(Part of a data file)
— Begin —

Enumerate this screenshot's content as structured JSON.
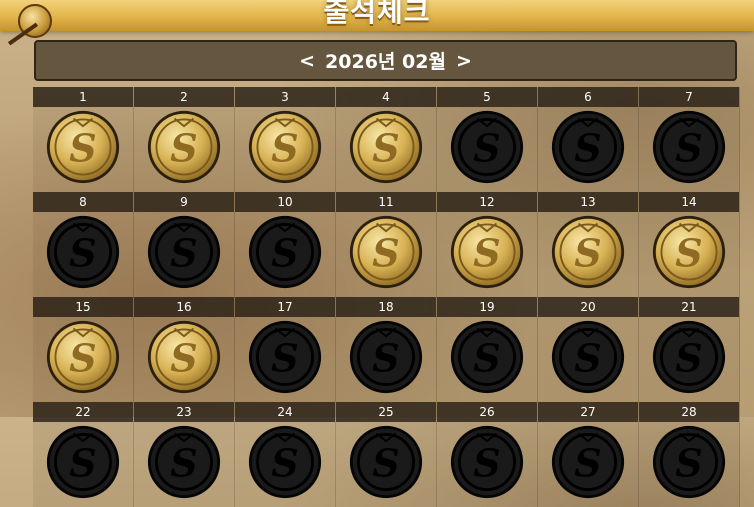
{
  "page": {
    "title": "출석체크",
    "month_label": "2026년 02월",
    "prev_label": "<",
    "next_label": ">"
  },
  "days": [
    {
      "day": "1",
      "checked": true
    },
    {
      "day": "2",
      "checked": true
    },
    {
      "day": "3",
      "checked": true
    },
    {
      "day": "4",
      "checked": true
    },
    {
      "day": "5",
      "checked": false
    },
    {
      "day": "6",
      "checked": false
    },
    {
      "day": "7",
      "checked": false
    },
    {
      "day": "8",
      "checked": false
    },
    {
      "day": "9",
      "checked": false
    },
    {
      "day": "10",
      "checked": false
    },
    {
      "day": "11",
      "checked": true
    },
    {
      "day": "12",
      "checked": true
    },
    {
      "day": "13",
      "checked": true
    },
    {
      "day": "14",
      "checked": true
    },
    {
      "day": "15",
      "checked": true
    },
    {
      "day": "16",
      "checked": true
    },
    {
      "day": "17",
      "checked": false
    },
    {
      "day": "18",
      "checked": false
    },
    {
      "day": "19",
      "checked": false
    },
    {
      "day": "20",
      "checked": false
    },
    {
      "day": "21",
      "checked": false
    },
    {
      "day": "22",
      "checked": false
    },
    {
      "day": "23",
      "checked": false
    },
    {
      "day": "24",
      "checked": false
    },
    {
      "day": "25",
      "checked": false
    },
    {
      "day": "26",
      "checked": false
    },
    {
      "day": "27",
      "checked": false
    },
    {
      "day": "28",
      "checked": false
    }
  ],
  "colors": {
    "gold_coin": "#d8b254",
    "black_coin": "#111111",
    "banner": "#e2b54a",
    "month_bar": "#64563f"
  },
  "icons": {
    "checked": "gold-s-coin-icon",
    "unchecked": "black-s-coin-icon"
  }
}
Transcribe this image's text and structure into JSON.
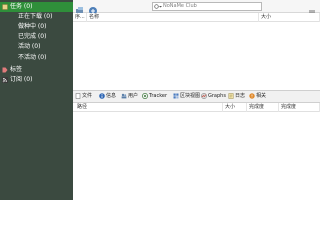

— End —

_Written request:_ Restate the entire listing word for word, excluding pictures.

_Finished task:_
Enumerate this screenshot's content as structured JSON.
{
  "page": {
    "title": "출석체크",
    "month_label": "2026년 02월",
    "prev_label": "<",
    "next_label": ">"
  },
  "days": [
    {
      "day": "1",
      "checked": true
    },
    {
      "day": "2",
      "checked": true
    },
    {
      "day": "3",
      "checked": true
    },
    {
      "day": "4",
      "checked": true
    },
    {
      "day": "5",
      "checked": false
    },
    {
      "day": "6",
      "checked": false
    },
    {
      "day": "7",
      "checked": false
    },
    {
      "day": "8",
      "checked": false
    },
    {
      "day": "9",
      "checked": false
    },
    {
      "day": "10",
      "checked": false
    },
    {
      "day": "11",
      "checked": true
    },
    {
      "day": "12",
      "checked": true
    },
    {
      "day": "13",
      "checked": true
    },
    {
      "day": "14",
      "checked": true
    },
    {
      "day": "15",
      "checked": true
    },
    {
      "day": "16",
      "checked": true
    },
    {
      "day": "17",
      "checked": false
    },
    {
      "day": "18",
      "checked": false
    },
    {
      "day": "19",
      "checked": false
    },
    {
      "day": "20",
      "checked": false
    },
    {
      "day": "21",
      "checked": false
    },
    {
      "day": "22",
      "checked": false
    },
    {
      "day": "23",
      "checked": false
    },
    {
      "day": "24",
      "checked": false
    },
    {
      "day": "25",
      "checked": false
    },
    {
      "day": "26",
      "checked": false
    },
    {
      "day": "27",
      "checked": false
    },
    {
      "day": "28",
      "checked": false
    }
  ],
  "colors": {
    "gold_coin": "#d8b254",
    "black_coin": "#111111",
    "banner": "#e2b54a",
    "month_bar": "#64563f"
  },
  "icons": {
    "checked": "gold-s-coin-icon",
    "unchecked": "black-s-coin-icon"
  }
}
Transcribe this image's text and structure into JSON.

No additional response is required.